> [Task prompt]:
Copy each of the rows below word for word, keeping every character as it appears.

[Records]
-- -- --
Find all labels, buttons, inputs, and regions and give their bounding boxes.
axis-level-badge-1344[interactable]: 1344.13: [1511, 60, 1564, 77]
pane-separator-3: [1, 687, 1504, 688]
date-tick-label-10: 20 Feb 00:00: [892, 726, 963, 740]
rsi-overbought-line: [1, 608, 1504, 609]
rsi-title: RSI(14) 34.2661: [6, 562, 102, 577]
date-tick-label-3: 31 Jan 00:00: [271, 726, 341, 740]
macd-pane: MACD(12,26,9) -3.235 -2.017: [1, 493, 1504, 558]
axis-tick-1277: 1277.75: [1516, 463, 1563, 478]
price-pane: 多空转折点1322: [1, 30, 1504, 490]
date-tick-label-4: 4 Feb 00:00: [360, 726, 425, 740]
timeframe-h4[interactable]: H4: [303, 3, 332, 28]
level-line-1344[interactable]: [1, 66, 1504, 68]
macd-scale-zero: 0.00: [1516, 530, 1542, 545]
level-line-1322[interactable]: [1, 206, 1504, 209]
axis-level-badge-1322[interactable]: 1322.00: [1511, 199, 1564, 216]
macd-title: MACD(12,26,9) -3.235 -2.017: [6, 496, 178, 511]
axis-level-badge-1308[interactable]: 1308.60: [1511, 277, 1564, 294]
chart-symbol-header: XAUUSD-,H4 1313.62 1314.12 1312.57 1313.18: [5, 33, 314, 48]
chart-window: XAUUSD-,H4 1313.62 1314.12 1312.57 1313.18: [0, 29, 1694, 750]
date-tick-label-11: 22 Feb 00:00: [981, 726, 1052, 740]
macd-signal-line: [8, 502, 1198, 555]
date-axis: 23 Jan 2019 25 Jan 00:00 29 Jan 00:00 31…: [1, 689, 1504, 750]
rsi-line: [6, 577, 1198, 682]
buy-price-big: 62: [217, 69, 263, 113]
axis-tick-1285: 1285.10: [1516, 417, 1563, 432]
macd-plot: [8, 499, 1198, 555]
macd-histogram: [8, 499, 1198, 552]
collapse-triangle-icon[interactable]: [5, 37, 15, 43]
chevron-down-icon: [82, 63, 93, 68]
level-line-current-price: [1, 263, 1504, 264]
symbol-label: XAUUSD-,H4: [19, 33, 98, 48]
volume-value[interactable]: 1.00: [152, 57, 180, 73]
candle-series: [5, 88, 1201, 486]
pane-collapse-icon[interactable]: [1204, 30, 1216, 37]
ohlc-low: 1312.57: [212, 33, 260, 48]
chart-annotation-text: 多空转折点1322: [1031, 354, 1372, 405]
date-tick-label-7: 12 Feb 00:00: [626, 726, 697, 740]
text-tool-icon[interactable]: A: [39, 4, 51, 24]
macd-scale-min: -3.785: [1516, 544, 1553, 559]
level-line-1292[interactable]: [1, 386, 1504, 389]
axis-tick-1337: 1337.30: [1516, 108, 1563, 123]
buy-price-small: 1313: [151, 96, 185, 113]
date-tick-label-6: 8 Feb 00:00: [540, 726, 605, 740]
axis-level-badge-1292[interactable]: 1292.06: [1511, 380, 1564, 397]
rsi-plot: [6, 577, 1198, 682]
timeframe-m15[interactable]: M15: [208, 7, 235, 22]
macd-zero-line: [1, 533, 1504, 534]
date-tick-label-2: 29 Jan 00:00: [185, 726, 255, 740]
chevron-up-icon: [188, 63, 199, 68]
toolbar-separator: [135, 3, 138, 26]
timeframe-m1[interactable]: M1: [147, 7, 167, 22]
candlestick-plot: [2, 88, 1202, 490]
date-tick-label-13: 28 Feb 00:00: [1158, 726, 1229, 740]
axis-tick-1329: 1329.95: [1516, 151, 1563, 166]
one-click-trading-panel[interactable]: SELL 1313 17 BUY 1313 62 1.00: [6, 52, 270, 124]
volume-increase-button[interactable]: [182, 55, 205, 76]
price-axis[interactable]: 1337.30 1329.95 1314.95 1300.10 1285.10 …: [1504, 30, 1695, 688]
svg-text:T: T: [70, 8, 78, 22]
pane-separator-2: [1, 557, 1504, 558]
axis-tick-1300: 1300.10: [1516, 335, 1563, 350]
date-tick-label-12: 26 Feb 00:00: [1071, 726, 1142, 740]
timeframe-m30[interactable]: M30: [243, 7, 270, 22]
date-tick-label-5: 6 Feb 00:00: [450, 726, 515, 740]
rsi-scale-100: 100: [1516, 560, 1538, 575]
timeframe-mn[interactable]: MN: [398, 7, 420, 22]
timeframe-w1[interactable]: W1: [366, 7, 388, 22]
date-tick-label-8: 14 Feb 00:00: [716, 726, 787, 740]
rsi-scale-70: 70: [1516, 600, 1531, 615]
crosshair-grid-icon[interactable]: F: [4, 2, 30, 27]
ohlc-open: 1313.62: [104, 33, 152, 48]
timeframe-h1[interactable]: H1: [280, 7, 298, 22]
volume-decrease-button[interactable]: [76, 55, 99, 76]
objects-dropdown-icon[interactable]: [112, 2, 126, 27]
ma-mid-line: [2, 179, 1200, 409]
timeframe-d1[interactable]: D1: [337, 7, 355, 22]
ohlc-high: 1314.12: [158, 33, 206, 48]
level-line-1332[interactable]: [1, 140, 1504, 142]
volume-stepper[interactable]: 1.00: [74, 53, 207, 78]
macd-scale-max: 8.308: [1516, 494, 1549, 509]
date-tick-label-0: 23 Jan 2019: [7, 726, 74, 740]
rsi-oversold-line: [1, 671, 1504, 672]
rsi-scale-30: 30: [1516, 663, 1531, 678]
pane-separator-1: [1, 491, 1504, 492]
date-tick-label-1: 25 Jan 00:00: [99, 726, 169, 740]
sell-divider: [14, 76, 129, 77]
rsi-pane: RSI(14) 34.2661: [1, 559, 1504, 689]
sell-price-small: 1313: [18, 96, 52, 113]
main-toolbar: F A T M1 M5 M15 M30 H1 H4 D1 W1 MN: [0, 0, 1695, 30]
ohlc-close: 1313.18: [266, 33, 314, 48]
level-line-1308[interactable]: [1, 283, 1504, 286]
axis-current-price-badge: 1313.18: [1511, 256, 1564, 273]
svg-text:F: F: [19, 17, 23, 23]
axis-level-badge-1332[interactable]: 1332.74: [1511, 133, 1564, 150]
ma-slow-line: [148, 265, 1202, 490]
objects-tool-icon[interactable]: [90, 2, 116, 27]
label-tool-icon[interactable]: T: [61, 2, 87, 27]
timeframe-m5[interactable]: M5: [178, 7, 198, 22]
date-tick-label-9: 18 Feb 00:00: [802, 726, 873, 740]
-- -- --
> [Output of the exercise]:
Find all labels, buttons, inputs, and regions and give their bounding boxes.
axis-level-badge-1344[interactable]: 1344.13: [1511, 60, 1564, 77]
pane-separator-3: [1, 687, 1504, 688]
date-tick-label-10: 20 Feb 00:00: [892, 726, 963, 740]
rsi-overbought-line: [1, 608, 1504, 609]
rsi-title: RSI(14) 34.2661: [6, 562, 102, 577]
date-tick-label-3: 31 Jan 00:00: [271, 726, 341, 740]
macd-pane: MACD(12,26,9) -3.235 -2.017: [1, 493, 1504, 558]
axis-tick-1277: 1277.75: [1516, 463, 1563, 478]
price-pane: 多空转折点1322: [1, 30, 1504, 490]
date-tick-label-4: 4 Feb 00:00: [360, 726, 425, 740]
timeframe-h4[interactable]: H4: [303, 3, 332, 28]
level-line-1344[interactable]: [1, 66, 1504, 68]
macd-scale-zero: 0.00: [1516, 530, 1542, 545]
level-line-1322[interactable]: [1, 206, 1504, 209]
axis-level-badge-1322[interactable]: 1322.00: [1511, 199, 1564, 216]
macd-title: MACD(12,26,9) -3.235 -2.017: [6, 496, 178, 511]
axis-level-badge-1308[interactable]: 1308.60: [1511, 277, 1564, 294]
chart-symbol-header: XAUUSD-,H4 1313.62 1314.12 1312.57 1313.18: [5, 33, 314, 48]
chart-window: XAUUSD-,H4 1313.62 1314.12 1312.57 1313.18: [0, 29, 1694, 750]
date-tick-label-11: 22 Feb 00:00: [981, 726, 1052, 740]
macd-signal-line: [8, 502, 1198, 555]
date-axis: 23 Jan 2019 25 Jan 00:00 29 Jan 00:00 31…: [1, 689, 1504, 750]
rsi-line: [6, 577, 1198, 682]
buy-price-big: 62: [217, 69, 263, 113]
axis-tick-1285: 1285.10: [1516, 417, 1563, 432]
macd-plot: [8, 499, 1198, 555]
macd-histogram: [8, 499, 1198, 552]
collapse-triangle-icon[interactable]: [5, 37, 15, 43]
chevron-down-icon: [82, 63, 93, 68]
level-line-current-price: [1, 263, 1504, 264]
symbol-label: XAUUSD-,H4: [19, 33, 98, 48]
volume-value[interactable]: 1.00: [152, 57, 180, 73]
candle-series: [5, 88, 1201, 486]
pane-collapse-icon[interactable]: [1204, 30, 1216, 37]
ohlc-low: 1312.57: [212, 33, 260, 48]
chart-annotation-text: 多空转折点1322: [1031, 354, 1372, 405]
date-tick-label-7: 12 Feb 00:00: [626, 726, 697, 740]
text-tool-icon[interactable]: A: [39, 4, 51, 24]
macd-scale-min: -3.785: [1516, 544, 1553, 559]
level-line-1292[interactable]: [1, 386, 1504, 389]
axis-tick-1337: 1337.30: [1516, 108, 1563, 123]
buy-price-small: 1313: [151, 96, 185, 113]
date-tick-label-6: 8 Feb 00:00: [540, 726, 605, 740]
axis-level-badge-1292[interactable]: 1292.06: [1511, 380, 1564, 397]
rsi-plot: [6, 577, 1198, 682]
timeframe-m15[interactable]: M15: [208, 7, 235, 22]
macd-zero-line: [1, 533, 1504, 534]
date-tick-label-2: 29 Jan 00:00: [185, 726, 255, 740]
chevron-up-icon: [188, 63, 199, 68]
toolbar-separator: [135, 3, 138, 26]
timeframe-m1[interactable]: M1: [147, 7, 167, 22]
candlestick-plot: [2, 88, 1202, 490]
date-tick-label-13: 28 Feb 00:00: [1158, 726, 1229, 740]
axis-tick-1329: 1329.95: [1516, 151, 1563, 166]
one-click-trading-panel[interactable]: SELL 1313 17 BUY 1313 62 1.00: [6, 52, 270, 124]
volume-increase-button[interactable]: [182, 55, 205, 76]
price-axis[interactable]: 1337.30 1329.95 1314.95 1300.10 1285.10 …: [1504, 30, 1695, 688]
svg-text:T: T: [70, 8, 78, 22]
pane-separator-2: [1, 557, 1504, 558]
axis-tick-1300: 1300.10: [1516, 335, 1563, 350]
date-tick-label-12: 26 Feb 00:00: [1071, 726, 1142, 740]
timeframe-m30[interactable]: M30: [243, 7, 270, 22]
date-tick-label-5: 6 Feb 00:00: [450, 726, 515, 740]
rsi-scale-100: 100: [1516, 560, 1538, 575]
timeframe-mn[interactable]: MN: [398, 7, 420, 22]
timeframe-w1[interactable]: W1: [366, 7, 388, 22]
date-tick-label-8: 14 Feb 00:00: [716, 726, 787, 740]
rsi-scale-70: 70: [1516, 600, 1531, 615]
crosshair-grid-icon[interactable]: F: [4, 2, 30, 27]
ohlc-open: 1313.62: [104, 33, 152, 48]
timeframe-h1[interactable]: H1: [280, 7, 298, 22]
volume-decrease-button[interactable]: [76, 55, 99, 76]
objects-dropdown-icon[interactable]: [112, 2, 126, 27]
ma-mid-line: [2, 179, 1200, 409]
timeframe-d1[interactable]: D1: [337, 7, 355, 22]
ohlc-high: 1314.12: [158, 33, 206, 48]
level-line-1332[interactable]: [1, 140, 1504, 142]
volume-stepper[interactable]: 1.00: [74, 53, 207, 78]
macd-scale-max: 8.308: [1516, 494, 1549, 509]
date-tick-label-0: 23 Jan 2019: [7, 726, 74, 740]
rsi-oversold-line: [1, 671, 1504, 672]
rsi-scale-30: 30: [1516, 663, 1531, 678]
pane-separator-1: [1, 491, 1504, 492]
date-tick-label-1: 25 Jan 00:00: [99, 726, 169, 740]
sell-divider: [14, 76, 129, 77]
rsi-pane: RSI(14) 34.2661: [1, 559, 1504, 689]
sell-price-small: 1313: [18, 96, 52, 113]
main-toolbar: F A T M1 M5 M15 M30 H1 H4 D1 W1 MN: [0, 0, 1695, 30]
ohlc-close: 1313.18: [266, 33, 314, 48]
level-line-1308[interactable]: [1, 283, 1504, 286]
axis-current-price-badge: 1313.18: [1511, 256, 1564, 273]
svg-text:F: F: [19, 17, 23, 23]
axis-level-badge-1332[interactable]: 1332.74: [1511, 133, 1564, 150]
ma-slow-line: [148, 265, 1202, 490]
objects-tool-icon[interactable]: [90, 2, 116, 27]
label-tool-icon[interactable]: T: [61, 2, 87, 27]
timeframe-m5[interactable]: M5: [178, 7, 198, 22]
date-tick-label-9: 18 Feb 00:00: [802, 726, 873, 740]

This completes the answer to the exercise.